> [The problem] Return every line of the entries below, unchanged, from the line containing "Localize 100 of" down to the line containing "comment-button[interactable] — [1021, 463, 1061, 485]", both lines included.

> [Exercise input]

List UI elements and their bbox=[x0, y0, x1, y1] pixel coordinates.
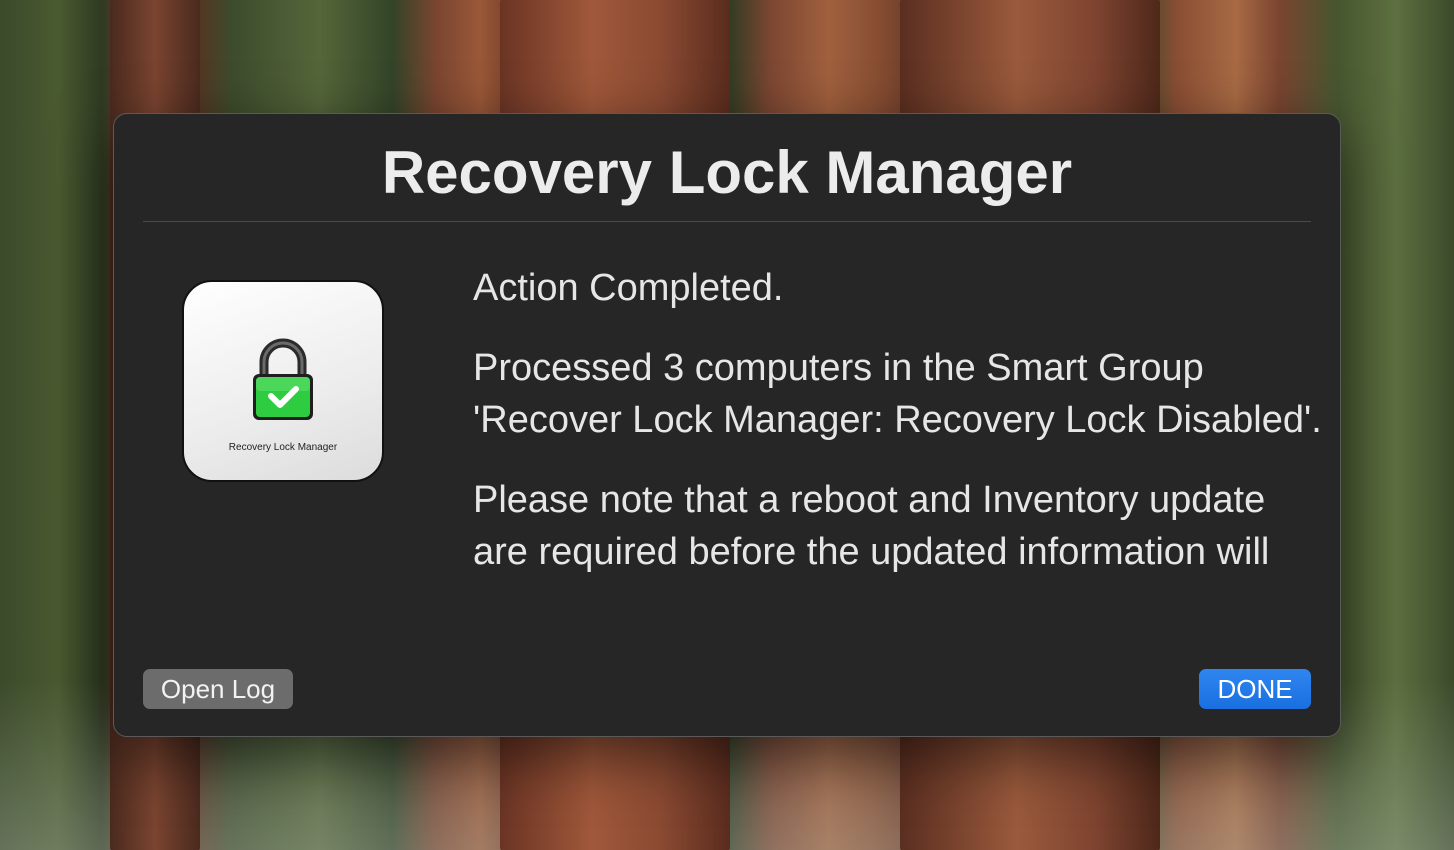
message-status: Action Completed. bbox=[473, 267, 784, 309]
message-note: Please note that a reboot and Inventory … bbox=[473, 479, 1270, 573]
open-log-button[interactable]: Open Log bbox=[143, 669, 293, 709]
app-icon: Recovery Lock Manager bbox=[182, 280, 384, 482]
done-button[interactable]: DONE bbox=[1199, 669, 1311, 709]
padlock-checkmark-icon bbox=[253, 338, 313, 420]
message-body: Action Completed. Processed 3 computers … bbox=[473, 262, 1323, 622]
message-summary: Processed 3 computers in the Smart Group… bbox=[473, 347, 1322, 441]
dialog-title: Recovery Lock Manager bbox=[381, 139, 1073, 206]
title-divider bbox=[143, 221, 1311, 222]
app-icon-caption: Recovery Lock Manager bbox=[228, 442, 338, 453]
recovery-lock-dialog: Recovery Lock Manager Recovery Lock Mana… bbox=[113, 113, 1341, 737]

...

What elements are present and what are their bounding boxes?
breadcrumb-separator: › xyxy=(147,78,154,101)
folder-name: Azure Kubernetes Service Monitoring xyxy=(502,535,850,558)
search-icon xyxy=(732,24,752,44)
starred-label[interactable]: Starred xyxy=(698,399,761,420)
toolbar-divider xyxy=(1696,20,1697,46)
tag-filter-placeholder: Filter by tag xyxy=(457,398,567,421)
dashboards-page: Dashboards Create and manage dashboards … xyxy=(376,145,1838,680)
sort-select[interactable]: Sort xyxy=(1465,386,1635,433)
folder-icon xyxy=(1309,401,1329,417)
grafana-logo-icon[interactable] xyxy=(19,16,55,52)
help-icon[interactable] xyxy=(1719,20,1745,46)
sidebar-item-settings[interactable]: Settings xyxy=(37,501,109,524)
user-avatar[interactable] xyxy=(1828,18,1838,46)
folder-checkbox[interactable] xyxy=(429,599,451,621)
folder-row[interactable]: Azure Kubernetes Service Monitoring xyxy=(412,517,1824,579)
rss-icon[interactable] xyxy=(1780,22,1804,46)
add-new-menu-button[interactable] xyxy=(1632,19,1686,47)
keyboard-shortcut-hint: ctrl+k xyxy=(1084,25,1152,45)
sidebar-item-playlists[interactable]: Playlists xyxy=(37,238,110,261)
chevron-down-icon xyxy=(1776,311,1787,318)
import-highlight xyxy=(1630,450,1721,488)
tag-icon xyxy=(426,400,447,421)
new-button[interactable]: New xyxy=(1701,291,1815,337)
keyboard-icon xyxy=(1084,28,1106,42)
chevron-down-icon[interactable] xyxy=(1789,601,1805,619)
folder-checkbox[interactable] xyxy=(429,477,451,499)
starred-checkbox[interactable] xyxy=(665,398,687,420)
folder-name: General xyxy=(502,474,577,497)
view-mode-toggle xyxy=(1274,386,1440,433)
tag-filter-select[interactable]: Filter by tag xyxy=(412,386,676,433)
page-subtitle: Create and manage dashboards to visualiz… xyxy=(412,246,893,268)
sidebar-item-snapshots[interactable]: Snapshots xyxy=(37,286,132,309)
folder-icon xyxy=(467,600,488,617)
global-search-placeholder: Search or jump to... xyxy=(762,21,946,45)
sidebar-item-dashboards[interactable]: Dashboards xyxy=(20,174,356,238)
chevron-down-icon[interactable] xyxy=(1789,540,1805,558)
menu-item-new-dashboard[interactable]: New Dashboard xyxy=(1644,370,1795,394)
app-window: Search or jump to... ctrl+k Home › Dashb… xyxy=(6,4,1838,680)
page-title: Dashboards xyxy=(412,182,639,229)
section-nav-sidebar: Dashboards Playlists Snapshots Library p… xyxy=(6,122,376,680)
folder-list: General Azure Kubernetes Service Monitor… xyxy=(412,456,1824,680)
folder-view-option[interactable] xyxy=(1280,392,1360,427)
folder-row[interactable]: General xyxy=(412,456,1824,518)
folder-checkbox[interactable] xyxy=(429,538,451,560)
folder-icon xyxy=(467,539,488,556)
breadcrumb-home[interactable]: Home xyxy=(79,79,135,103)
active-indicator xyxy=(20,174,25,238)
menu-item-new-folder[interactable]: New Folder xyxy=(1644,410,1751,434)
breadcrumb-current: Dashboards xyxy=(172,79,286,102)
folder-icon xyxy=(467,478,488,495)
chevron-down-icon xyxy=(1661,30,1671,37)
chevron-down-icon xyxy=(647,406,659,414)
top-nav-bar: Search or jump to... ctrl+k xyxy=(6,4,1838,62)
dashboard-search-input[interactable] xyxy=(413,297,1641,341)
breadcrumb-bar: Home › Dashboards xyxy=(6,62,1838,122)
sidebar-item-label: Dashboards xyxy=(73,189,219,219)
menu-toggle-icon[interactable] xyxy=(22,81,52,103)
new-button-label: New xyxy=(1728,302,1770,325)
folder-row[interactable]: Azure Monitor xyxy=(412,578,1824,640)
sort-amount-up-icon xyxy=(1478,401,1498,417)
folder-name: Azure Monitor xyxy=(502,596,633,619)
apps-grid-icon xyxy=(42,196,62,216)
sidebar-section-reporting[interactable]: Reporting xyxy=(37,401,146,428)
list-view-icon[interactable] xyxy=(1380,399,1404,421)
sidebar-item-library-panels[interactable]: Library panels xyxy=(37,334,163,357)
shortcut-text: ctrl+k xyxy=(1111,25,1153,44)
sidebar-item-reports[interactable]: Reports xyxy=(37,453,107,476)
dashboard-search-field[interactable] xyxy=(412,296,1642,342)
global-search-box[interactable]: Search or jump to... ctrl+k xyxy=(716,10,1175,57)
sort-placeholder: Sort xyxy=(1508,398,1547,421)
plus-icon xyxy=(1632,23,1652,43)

==

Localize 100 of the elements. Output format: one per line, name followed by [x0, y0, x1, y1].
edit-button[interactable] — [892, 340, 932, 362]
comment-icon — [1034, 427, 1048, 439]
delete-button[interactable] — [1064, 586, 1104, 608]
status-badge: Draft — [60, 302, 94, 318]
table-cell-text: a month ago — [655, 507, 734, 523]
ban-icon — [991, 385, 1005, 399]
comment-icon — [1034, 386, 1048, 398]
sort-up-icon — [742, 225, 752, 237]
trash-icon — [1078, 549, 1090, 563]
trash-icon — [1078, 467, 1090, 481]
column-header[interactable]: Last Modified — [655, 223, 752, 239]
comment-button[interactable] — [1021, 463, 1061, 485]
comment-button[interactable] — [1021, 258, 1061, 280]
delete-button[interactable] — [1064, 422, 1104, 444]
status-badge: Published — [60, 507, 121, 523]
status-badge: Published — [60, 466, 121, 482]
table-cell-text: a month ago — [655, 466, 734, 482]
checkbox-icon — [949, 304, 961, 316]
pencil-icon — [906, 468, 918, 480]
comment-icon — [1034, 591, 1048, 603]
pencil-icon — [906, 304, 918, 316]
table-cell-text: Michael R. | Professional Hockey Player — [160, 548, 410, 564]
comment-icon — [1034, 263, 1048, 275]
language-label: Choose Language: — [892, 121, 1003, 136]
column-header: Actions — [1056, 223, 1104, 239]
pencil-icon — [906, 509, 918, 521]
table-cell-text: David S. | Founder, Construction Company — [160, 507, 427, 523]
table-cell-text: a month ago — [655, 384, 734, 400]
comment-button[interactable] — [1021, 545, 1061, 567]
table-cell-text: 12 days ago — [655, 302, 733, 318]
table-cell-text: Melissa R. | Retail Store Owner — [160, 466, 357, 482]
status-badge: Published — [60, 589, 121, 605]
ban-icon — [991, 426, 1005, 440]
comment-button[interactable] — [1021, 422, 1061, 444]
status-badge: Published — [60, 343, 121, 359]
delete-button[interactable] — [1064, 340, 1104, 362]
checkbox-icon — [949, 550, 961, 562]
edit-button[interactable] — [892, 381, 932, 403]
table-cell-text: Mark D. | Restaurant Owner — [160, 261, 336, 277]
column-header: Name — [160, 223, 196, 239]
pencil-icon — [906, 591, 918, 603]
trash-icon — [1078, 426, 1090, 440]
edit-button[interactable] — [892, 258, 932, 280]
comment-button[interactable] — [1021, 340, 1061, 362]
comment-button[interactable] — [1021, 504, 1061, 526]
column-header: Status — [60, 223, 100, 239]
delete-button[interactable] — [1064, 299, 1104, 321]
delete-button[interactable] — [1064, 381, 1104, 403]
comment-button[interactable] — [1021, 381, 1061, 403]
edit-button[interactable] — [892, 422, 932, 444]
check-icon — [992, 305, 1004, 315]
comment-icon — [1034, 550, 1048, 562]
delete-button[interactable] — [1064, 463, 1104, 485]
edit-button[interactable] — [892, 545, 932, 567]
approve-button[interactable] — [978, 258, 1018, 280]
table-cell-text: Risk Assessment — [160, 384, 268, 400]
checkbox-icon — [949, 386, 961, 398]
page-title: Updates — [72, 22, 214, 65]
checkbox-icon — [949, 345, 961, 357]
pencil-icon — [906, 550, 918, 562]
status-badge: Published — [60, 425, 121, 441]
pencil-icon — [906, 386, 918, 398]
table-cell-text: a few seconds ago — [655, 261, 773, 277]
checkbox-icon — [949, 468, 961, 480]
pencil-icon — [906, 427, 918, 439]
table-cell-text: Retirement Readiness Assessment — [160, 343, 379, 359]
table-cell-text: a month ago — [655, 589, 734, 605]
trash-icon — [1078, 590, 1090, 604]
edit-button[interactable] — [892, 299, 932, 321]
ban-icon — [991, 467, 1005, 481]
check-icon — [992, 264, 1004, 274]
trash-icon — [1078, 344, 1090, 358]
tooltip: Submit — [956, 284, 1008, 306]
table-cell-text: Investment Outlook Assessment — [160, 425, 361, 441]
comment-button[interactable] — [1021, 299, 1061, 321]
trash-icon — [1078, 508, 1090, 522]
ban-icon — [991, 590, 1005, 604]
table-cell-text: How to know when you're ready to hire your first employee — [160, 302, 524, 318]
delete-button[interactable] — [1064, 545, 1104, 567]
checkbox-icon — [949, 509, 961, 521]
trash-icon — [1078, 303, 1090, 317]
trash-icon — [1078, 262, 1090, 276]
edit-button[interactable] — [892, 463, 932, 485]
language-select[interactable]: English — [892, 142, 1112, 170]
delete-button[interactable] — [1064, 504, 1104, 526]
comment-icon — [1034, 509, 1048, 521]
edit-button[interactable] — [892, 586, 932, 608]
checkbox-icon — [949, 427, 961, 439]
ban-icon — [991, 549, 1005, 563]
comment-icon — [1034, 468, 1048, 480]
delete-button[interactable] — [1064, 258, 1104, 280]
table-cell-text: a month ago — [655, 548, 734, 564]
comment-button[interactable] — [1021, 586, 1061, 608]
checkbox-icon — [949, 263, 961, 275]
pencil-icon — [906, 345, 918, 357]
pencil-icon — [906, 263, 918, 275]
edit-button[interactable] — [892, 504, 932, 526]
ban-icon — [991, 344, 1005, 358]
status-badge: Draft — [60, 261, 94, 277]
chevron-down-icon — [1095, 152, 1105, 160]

> [Finished task]
Localize 100 of the elements. Output format: one per line, name followed by [x0, y0, x1, y1].
edit-button[interactable] — [892, 340, 932, 362]
comment-icon — [1034, 427, 1048, 439]
delete-button[interactable] — [1064, 586, 1104, 608]
status-badge: Draft — [60, 302, 94, 318]
table-cell-text: a month ago — [655, 507, 734, 523]
ban-icon — [991, 385, 1005, 399]
comment-icon — [1034, 386, 1048, 398]
sort-up-icon — [742, 225, 752, 237]
trash-icon — [1078, 549, 1090, 563]
trash-icon — [1078, 467, 1090, 481]
column-header[interactable]: Last Modified — [655, 223, 752, 239]
comment-button[interactable] — [1021, 463, 1061, 485]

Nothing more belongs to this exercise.